### INFORMATION SUPPLIED

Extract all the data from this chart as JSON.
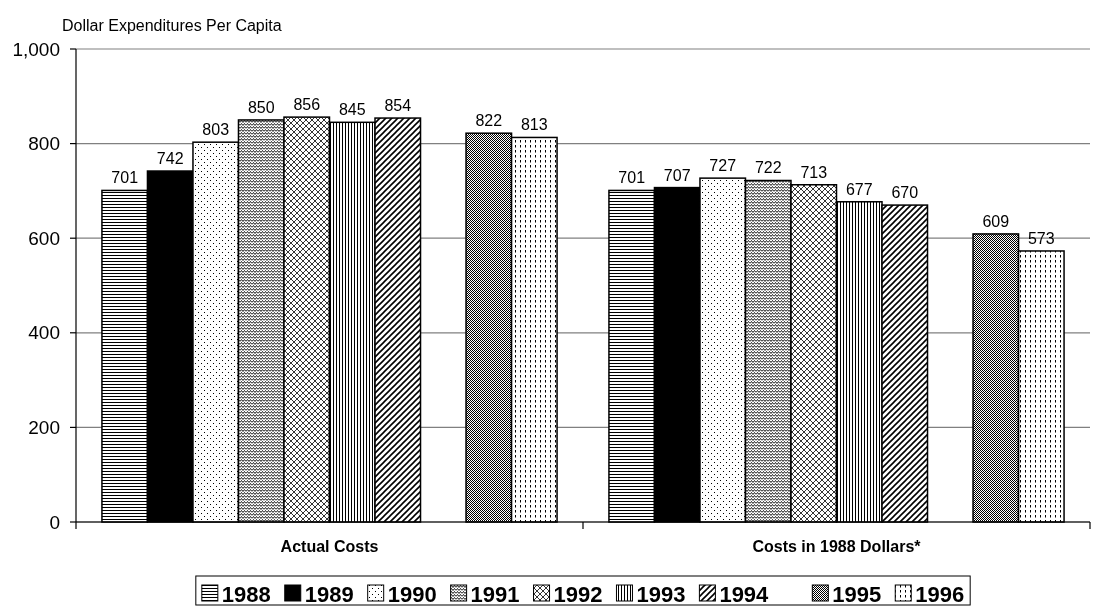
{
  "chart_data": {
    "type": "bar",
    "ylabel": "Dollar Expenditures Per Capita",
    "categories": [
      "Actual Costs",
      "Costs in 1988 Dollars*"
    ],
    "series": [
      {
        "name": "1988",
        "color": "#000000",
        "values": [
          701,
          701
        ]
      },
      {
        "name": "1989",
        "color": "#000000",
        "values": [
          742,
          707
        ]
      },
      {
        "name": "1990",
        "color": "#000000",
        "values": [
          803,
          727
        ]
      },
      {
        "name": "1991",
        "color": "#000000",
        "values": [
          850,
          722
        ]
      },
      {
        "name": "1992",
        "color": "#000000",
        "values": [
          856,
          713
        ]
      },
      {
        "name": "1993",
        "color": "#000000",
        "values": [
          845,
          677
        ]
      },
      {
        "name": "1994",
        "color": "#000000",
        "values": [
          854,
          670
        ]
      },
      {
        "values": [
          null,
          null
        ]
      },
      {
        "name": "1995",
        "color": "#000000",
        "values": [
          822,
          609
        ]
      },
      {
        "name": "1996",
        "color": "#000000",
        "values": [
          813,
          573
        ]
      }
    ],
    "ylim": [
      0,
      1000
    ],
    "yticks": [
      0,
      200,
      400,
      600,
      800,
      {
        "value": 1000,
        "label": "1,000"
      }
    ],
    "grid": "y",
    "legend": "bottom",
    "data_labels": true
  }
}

######

GIVEN REQUEST
Return the material exactly as given, apart from the pictures.

COMPLETE OUTPUT
Extract all the data from this chart as JSON.
{
  "chart_data": {
    "type": "bar",
    "ylabel": "Dollar Expenditures Per Capita",
    "categories": [
      "Actual Costs",
      "Costs in 1988 Dollars*"
    ],
    "series": [
      {
        "name": "1988",
        "color": "#000000",
        "values": [
          701,
          701
        ]
      },
      {
        "name": "1989",
        "color": "#000000",
        "values": [
          742,
          707
        ]
      },
      {
        "name": "1990",
        "color": "#000000",
        "values": [
          803,
          727
        ]
      },
      {
        "name": "1991",
        "color": "#000000",
        "values": [
          850,
          722
        ]
      },
      {
        "name": "1992",
        "color": "#000000",
        "values": [
          856,
          713
        ]
      },
      {
        "name": "1993",
        "color": "#000000",
        "values": [
          845,
          677
        ]
      },
      {
        "name": "1994",
        "color": "#000000",
        "values": [
          854,
          670
        ]
      },
      {
        "values": [
          null,
          null
        ]
      },
      {
        "name": "1995",
        "color": "#000000",
        "values": [
          822,
          609
        ]
      },
      {
        "name": "1996",
        "color": "#000000",
        "values": [
          813,
          573
        ]
      }
    ],
    "ylim": [
      0,
      1000
    ],
    "yticks": [
      0,
      200,
      400,
      600,
      800,
      {
        "value": 1000,
        "label": "1,000"
      }
    ],
    "grid": "y",
    "legend": "bottom",
    "data_labels": true
  }
}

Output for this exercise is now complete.